(Records from a dataset)
■ ■ ■ ■ ■

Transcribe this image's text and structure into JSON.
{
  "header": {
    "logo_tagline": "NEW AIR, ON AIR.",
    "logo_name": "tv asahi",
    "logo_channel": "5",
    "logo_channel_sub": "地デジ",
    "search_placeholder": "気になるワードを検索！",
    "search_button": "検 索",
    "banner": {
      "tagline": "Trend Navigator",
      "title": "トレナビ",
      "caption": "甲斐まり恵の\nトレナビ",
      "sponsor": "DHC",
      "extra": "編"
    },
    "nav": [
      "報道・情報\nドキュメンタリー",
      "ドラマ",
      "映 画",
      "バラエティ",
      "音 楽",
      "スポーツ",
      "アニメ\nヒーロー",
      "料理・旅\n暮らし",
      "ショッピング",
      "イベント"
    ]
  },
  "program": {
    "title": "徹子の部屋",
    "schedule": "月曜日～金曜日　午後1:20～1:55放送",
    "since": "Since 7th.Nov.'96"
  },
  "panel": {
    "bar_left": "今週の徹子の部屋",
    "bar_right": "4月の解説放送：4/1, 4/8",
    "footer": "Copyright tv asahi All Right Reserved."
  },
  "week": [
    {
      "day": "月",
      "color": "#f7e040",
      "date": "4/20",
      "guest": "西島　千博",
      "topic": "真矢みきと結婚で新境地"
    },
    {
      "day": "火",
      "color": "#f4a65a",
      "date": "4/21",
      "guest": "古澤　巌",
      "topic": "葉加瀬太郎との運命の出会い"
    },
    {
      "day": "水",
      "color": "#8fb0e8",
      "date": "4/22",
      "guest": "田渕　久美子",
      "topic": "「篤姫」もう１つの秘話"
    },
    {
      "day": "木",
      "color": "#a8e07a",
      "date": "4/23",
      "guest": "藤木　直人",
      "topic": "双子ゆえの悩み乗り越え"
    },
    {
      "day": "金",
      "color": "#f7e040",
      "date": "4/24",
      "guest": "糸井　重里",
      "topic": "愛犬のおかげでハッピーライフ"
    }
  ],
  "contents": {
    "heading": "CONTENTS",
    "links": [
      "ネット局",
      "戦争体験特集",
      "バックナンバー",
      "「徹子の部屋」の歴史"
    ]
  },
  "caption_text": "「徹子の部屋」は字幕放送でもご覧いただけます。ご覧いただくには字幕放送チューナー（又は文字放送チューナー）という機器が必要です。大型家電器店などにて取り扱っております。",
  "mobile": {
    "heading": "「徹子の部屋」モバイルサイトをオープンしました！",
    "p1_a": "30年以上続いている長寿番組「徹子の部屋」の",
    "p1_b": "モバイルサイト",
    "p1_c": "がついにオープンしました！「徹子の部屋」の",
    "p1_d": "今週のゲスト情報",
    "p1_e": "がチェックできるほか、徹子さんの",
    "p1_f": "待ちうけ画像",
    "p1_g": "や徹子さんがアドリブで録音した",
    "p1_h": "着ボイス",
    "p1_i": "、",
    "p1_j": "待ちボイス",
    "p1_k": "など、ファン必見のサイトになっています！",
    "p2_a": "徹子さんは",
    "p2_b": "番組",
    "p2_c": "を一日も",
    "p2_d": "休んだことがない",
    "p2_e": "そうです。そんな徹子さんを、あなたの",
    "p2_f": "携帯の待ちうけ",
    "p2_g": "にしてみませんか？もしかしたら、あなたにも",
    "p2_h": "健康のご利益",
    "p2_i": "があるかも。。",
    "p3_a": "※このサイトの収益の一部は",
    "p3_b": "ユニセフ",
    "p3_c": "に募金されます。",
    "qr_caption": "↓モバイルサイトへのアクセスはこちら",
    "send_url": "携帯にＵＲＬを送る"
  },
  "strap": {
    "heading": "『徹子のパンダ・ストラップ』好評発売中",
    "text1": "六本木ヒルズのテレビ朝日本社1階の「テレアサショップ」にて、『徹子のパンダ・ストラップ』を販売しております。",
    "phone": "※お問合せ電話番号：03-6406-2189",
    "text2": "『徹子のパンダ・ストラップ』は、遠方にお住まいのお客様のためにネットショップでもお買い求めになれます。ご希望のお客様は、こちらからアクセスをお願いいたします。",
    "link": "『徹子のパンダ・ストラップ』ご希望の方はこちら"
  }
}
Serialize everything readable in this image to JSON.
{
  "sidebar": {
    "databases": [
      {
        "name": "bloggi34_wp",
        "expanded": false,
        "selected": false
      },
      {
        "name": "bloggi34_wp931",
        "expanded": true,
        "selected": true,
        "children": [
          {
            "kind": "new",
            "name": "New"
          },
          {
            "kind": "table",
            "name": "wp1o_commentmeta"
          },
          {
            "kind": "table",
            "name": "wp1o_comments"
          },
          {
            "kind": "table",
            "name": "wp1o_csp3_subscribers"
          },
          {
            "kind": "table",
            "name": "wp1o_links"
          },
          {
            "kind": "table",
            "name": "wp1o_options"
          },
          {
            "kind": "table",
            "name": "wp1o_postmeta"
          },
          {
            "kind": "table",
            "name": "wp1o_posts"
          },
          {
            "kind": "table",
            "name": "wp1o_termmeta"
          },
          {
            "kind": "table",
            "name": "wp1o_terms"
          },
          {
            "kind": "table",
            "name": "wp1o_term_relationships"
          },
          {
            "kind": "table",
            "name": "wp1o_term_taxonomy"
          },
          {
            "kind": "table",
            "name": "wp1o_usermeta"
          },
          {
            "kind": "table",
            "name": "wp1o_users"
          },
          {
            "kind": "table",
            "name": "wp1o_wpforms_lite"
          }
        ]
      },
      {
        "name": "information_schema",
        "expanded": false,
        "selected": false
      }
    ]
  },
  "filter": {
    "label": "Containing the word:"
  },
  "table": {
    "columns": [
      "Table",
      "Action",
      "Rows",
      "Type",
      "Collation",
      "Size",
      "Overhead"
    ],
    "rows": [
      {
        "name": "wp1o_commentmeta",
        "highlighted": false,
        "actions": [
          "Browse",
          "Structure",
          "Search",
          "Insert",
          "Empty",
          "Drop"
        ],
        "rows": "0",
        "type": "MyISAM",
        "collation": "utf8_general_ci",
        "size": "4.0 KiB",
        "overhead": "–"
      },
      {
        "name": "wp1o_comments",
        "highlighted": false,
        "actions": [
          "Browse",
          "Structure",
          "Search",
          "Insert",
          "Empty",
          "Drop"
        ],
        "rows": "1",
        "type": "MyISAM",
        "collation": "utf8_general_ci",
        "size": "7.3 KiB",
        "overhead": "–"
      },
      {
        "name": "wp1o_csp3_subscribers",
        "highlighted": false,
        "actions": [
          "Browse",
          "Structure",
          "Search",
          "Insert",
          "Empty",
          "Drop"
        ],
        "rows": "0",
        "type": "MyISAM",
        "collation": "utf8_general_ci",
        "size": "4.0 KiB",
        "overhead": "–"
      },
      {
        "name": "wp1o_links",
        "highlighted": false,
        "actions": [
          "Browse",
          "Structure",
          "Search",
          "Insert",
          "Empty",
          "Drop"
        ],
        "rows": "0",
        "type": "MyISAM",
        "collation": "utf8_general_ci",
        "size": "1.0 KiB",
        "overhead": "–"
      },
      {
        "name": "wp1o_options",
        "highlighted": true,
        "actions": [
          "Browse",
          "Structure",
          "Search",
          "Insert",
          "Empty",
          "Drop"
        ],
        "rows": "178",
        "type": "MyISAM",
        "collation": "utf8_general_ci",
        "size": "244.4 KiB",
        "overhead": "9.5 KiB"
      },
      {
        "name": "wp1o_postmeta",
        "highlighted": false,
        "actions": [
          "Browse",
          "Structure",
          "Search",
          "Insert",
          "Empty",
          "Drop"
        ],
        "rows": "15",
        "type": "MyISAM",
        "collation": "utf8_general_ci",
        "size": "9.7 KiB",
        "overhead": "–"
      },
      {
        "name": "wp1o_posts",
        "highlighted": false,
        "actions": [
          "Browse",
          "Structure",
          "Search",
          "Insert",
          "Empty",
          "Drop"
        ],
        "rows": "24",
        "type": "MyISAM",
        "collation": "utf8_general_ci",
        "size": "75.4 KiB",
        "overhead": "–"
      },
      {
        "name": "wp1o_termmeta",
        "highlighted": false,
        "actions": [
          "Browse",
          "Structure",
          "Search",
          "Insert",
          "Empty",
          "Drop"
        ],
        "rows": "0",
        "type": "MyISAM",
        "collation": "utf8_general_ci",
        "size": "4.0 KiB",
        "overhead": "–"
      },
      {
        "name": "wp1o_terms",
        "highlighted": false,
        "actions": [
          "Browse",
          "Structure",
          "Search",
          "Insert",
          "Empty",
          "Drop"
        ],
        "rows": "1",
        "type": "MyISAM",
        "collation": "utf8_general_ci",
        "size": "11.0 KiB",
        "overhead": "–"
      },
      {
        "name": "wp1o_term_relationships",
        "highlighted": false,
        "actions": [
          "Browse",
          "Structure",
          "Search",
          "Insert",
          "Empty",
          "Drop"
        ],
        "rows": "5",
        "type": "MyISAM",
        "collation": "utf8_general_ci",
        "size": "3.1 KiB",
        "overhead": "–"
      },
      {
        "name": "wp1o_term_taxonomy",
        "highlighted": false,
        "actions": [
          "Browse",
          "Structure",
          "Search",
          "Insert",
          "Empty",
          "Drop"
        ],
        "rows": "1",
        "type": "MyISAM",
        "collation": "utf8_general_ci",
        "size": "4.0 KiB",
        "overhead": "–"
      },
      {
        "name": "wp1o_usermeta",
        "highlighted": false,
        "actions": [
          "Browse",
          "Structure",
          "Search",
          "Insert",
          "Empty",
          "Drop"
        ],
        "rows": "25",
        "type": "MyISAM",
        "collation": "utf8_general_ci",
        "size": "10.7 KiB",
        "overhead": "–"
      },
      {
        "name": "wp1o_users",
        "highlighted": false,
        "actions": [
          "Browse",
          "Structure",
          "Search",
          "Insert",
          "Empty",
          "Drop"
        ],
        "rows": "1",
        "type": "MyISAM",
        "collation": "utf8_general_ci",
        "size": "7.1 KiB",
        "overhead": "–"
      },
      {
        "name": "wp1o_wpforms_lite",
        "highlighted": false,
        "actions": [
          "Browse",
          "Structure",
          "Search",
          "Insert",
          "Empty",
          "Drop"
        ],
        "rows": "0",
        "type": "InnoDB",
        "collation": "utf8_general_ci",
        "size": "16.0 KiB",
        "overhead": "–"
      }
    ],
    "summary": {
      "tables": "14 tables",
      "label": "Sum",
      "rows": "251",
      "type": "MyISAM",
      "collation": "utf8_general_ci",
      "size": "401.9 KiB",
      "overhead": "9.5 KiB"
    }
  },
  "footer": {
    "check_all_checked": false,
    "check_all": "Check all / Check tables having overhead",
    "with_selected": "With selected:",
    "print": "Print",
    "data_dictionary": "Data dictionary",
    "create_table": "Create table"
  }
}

■ ■ ■ ■ ■

**DIRECTION**
Where a line of the entries contains the word "footer", copy that line.

**SOLUTION FOR THIS TASK**
    "footer": "Copyright tv asahi All Right Reserved."
  "footer": {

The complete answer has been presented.